• [Given request] From the entries that follow, list every line in which the string "object" appears.

(Dataset entries)

## Start

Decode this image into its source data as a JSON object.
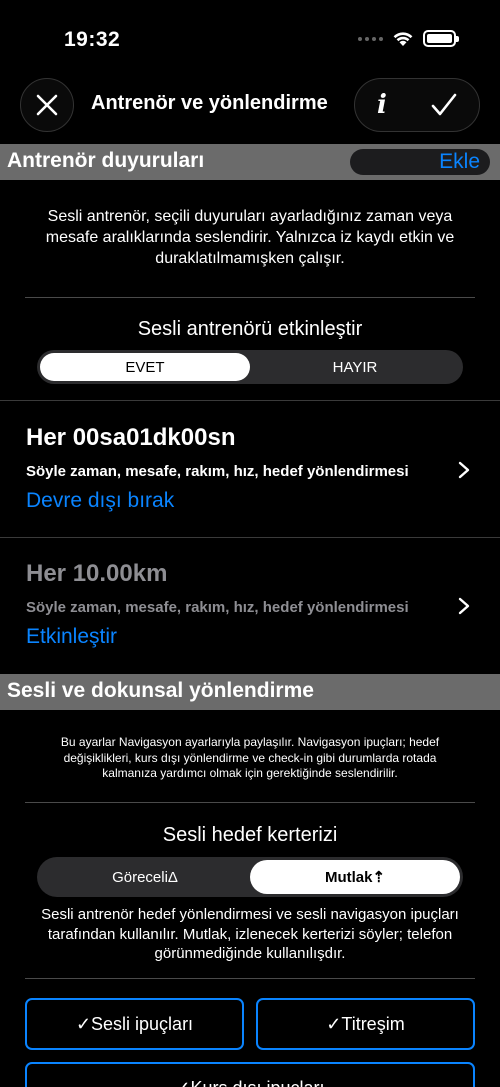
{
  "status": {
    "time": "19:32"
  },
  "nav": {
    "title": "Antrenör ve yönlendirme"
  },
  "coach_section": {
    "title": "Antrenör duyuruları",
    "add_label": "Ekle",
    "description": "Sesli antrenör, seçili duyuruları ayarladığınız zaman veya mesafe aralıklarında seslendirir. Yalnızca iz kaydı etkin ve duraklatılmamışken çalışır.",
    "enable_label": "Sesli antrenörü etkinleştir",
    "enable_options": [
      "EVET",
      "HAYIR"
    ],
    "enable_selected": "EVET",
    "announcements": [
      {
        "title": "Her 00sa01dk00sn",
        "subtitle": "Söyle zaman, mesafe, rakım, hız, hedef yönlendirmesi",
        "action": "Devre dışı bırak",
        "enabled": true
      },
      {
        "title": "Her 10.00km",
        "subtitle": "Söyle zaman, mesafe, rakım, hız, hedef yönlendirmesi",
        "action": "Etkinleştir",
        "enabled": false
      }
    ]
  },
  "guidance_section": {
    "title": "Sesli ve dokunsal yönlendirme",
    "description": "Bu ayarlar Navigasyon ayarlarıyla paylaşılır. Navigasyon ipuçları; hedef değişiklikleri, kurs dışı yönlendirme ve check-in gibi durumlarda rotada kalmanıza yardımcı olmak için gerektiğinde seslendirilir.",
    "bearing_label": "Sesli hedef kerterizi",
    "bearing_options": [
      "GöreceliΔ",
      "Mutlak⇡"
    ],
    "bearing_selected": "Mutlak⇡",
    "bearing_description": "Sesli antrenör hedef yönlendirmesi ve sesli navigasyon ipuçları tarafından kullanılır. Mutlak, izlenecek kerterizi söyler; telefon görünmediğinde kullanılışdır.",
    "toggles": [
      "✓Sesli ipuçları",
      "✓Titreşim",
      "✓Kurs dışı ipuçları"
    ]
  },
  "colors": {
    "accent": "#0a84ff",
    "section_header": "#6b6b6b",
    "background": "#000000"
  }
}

## End
## Start

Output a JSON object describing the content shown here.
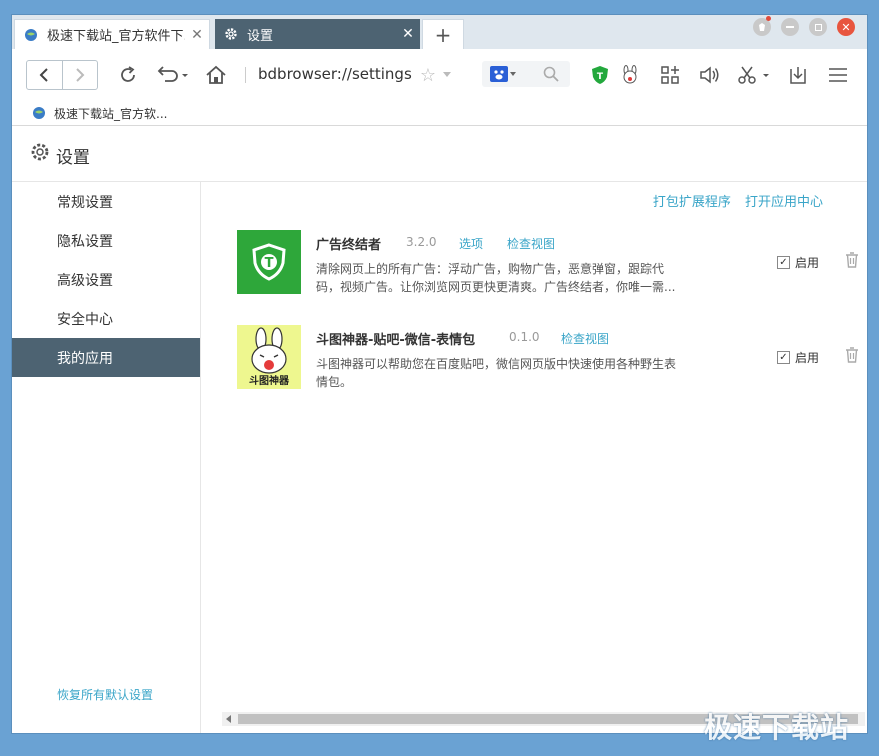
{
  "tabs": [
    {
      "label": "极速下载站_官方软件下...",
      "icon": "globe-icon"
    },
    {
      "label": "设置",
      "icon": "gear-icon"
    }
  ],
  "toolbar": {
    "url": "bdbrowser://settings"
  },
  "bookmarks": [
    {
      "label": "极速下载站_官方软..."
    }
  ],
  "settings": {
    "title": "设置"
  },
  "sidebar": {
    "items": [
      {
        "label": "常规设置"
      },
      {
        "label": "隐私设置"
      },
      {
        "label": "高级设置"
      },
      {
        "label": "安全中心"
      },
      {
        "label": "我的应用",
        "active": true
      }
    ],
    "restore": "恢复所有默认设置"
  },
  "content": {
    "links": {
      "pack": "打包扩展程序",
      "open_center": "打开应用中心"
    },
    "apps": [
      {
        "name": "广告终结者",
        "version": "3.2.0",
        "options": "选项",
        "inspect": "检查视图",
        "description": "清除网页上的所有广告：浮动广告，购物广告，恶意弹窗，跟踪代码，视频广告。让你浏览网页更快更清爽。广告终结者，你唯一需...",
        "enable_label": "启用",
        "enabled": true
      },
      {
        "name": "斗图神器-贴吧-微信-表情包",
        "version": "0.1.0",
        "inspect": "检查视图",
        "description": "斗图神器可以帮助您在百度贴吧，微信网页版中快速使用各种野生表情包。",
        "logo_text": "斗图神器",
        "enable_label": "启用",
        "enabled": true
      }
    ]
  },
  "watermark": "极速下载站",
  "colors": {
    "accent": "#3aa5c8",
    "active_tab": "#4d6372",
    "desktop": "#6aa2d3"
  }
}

## End

• [Correct answer]
Decode this image into its source data as a JSON object.
Output a JSON object describing the content shown here.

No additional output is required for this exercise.